- [SHORT PROBLEM]
Identify each line in the records below that contains the word "right", and copy it.

(Items from a data source)
* * *

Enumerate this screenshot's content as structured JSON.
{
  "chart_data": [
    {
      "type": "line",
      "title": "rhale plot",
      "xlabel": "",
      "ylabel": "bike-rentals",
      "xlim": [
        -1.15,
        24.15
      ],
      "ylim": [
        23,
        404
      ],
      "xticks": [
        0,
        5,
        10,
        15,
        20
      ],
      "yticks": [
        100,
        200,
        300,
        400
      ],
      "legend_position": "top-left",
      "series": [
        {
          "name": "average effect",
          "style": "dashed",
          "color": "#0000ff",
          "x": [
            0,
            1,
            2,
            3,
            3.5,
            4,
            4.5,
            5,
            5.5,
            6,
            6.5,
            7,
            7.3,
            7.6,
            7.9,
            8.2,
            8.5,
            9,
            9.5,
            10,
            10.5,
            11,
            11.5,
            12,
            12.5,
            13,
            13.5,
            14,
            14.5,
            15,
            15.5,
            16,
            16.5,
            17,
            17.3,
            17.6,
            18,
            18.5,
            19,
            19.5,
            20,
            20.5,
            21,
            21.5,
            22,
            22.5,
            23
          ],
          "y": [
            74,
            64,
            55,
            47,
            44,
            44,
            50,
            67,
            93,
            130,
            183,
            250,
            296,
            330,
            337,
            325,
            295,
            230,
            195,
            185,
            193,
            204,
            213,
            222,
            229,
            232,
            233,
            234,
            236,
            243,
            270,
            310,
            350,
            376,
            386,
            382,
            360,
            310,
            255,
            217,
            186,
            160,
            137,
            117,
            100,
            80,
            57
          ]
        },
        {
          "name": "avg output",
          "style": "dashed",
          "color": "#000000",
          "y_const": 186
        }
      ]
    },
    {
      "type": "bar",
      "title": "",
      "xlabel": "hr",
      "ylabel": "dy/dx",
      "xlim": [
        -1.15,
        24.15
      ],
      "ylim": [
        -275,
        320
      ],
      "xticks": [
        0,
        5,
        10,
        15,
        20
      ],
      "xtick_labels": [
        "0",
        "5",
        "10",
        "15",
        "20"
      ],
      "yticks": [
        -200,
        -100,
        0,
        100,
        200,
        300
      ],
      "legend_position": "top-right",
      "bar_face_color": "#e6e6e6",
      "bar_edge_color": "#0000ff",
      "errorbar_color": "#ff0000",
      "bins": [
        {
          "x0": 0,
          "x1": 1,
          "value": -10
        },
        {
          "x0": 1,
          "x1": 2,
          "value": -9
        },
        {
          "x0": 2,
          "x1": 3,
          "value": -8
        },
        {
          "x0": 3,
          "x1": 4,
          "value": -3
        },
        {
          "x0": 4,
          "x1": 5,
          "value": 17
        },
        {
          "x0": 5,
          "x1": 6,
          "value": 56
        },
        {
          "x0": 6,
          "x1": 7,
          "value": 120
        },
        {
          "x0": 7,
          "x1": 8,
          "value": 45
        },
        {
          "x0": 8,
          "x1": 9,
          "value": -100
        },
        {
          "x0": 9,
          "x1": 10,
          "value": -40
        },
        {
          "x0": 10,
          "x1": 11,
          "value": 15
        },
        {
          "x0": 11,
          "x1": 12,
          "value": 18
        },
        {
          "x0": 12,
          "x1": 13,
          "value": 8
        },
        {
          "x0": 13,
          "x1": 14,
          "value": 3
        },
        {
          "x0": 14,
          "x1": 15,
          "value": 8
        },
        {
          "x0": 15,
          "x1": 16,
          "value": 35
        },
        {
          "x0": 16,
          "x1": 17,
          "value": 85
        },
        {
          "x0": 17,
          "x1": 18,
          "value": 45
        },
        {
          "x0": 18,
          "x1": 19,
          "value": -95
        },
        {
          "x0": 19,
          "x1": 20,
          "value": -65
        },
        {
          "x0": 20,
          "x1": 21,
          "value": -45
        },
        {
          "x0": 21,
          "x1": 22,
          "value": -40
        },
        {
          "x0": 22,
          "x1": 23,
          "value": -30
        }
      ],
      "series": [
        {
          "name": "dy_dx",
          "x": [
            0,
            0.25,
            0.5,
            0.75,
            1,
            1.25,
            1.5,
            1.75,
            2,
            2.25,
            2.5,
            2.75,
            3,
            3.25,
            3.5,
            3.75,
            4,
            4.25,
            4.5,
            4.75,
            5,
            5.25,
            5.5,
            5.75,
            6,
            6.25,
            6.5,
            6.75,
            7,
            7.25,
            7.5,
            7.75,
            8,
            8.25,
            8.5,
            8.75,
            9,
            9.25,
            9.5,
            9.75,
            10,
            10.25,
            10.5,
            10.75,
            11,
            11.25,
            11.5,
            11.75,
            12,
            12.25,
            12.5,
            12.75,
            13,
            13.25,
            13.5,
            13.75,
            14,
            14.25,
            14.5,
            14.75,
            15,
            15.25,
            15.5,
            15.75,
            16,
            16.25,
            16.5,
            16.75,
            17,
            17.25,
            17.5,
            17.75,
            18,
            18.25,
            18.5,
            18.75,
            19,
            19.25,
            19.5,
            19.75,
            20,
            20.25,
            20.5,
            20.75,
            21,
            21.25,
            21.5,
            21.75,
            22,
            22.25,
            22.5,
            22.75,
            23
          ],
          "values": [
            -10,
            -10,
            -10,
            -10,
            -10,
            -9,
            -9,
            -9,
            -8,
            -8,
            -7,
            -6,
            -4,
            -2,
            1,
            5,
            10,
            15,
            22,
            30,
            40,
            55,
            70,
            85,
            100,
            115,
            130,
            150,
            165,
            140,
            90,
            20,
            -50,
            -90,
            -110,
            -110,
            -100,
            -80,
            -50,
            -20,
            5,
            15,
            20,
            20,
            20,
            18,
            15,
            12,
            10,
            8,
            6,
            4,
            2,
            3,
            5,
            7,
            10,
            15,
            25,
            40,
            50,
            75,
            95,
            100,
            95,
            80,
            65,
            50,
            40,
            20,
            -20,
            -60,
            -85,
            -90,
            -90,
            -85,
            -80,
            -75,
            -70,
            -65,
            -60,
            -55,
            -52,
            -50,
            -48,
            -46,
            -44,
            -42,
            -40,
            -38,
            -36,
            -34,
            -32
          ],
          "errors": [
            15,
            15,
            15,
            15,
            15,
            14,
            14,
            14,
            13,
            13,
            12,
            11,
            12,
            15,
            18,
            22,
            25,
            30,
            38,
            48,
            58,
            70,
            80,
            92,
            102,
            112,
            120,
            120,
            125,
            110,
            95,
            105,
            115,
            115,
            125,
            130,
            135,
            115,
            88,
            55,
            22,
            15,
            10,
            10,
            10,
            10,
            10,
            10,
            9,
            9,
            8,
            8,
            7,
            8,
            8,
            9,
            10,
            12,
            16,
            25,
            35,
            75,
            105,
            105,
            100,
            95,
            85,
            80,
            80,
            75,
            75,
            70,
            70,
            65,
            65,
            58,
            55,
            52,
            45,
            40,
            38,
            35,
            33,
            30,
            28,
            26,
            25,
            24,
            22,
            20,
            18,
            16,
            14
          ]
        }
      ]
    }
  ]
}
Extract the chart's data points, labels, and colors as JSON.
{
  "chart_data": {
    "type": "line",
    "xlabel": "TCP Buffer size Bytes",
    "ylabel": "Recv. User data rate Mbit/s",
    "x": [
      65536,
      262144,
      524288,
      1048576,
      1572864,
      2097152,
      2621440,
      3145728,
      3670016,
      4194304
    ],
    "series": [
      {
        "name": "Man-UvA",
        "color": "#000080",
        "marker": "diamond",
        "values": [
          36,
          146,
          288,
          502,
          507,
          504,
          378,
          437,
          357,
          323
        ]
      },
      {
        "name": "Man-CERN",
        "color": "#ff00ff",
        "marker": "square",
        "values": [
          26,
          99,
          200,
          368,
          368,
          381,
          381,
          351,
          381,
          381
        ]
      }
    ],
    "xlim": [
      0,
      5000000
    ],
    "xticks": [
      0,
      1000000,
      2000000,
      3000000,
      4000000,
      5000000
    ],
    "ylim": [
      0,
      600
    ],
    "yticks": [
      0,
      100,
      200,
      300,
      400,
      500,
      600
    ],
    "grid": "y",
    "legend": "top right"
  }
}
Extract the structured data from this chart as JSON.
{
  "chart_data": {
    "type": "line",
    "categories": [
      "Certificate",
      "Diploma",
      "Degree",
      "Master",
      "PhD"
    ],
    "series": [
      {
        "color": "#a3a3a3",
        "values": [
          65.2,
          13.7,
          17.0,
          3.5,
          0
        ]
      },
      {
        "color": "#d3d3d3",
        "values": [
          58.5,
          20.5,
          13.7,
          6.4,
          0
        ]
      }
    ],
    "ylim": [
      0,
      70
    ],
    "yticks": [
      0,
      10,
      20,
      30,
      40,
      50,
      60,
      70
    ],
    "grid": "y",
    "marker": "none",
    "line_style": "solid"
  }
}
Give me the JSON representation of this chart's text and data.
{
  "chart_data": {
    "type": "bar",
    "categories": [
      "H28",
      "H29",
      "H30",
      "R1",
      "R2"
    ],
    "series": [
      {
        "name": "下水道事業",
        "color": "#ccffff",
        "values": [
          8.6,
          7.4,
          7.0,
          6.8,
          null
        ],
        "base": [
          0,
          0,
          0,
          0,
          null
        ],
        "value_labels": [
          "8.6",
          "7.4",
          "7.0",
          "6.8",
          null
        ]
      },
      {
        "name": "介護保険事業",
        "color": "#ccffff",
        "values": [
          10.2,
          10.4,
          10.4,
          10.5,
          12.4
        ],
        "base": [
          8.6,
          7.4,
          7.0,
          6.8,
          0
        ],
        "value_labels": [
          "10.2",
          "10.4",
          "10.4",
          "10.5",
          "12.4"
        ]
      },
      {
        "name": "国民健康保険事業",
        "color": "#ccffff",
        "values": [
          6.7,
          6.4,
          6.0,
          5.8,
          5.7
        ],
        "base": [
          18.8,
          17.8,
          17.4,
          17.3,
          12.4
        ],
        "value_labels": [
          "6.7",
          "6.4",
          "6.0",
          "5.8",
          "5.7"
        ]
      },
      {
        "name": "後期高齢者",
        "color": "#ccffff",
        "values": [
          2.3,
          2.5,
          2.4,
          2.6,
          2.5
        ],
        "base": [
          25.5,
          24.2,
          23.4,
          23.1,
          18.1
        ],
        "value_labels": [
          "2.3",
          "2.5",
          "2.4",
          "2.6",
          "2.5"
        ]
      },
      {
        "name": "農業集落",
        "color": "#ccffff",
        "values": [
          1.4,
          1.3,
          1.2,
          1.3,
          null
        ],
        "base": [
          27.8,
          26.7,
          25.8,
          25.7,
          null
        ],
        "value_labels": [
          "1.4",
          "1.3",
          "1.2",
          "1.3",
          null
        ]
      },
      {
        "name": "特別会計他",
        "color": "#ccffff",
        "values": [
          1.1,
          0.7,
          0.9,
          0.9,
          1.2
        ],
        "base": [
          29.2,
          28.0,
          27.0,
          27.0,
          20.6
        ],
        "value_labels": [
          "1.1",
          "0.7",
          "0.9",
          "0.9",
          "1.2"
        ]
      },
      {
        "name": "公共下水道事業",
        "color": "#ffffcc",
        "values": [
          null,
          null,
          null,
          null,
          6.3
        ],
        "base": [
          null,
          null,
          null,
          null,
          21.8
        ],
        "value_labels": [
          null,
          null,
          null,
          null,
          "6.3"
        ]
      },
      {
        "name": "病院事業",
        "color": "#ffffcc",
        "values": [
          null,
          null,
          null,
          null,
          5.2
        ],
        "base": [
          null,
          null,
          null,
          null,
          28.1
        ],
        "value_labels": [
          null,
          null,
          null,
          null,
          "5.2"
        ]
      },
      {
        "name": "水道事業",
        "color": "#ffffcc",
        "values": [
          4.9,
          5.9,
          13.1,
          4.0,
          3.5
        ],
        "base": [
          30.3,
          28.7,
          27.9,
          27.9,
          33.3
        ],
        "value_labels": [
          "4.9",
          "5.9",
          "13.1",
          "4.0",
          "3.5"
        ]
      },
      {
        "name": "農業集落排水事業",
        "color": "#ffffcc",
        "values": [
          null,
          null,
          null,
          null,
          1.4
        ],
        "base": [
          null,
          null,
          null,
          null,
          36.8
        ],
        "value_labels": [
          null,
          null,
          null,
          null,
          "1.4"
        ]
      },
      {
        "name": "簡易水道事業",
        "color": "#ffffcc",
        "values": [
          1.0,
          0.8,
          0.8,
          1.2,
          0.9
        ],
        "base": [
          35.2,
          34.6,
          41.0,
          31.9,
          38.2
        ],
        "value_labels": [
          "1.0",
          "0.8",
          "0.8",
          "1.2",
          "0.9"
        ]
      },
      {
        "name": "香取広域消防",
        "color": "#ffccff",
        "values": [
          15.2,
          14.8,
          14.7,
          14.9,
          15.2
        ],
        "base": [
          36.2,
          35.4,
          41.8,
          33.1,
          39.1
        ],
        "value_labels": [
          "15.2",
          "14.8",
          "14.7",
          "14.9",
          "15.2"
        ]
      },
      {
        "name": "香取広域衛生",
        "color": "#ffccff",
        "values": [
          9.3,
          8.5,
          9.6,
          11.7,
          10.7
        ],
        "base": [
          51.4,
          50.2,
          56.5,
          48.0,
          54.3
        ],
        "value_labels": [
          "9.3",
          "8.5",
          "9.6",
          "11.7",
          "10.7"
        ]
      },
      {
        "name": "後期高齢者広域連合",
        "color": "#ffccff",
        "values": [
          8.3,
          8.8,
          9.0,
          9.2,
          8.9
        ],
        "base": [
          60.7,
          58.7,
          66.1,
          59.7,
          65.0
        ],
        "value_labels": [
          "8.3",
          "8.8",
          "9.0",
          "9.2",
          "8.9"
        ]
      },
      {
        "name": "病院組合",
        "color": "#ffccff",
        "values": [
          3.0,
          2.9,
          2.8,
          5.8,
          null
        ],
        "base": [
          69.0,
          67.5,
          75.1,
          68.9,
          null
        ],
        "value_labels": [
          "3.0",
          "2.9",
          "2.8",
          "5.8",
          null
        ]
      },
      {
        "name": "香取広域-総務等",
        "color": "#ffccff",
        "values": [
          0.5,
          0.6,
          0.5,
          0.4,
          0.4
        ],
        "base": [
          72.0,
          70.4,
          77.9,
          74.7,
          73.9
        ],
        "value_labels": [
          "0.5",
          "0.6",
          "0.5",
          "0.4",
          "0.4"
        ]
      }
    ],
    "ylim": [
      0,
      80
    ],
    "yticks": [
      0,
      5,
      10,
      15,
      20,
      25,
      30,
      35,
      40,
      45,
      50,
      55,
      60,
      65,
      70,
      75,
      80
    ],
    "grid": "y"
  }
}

* * *

- [COMPLETE ANSWER]
      "legend_position": "top-right",
    "legend": "top right"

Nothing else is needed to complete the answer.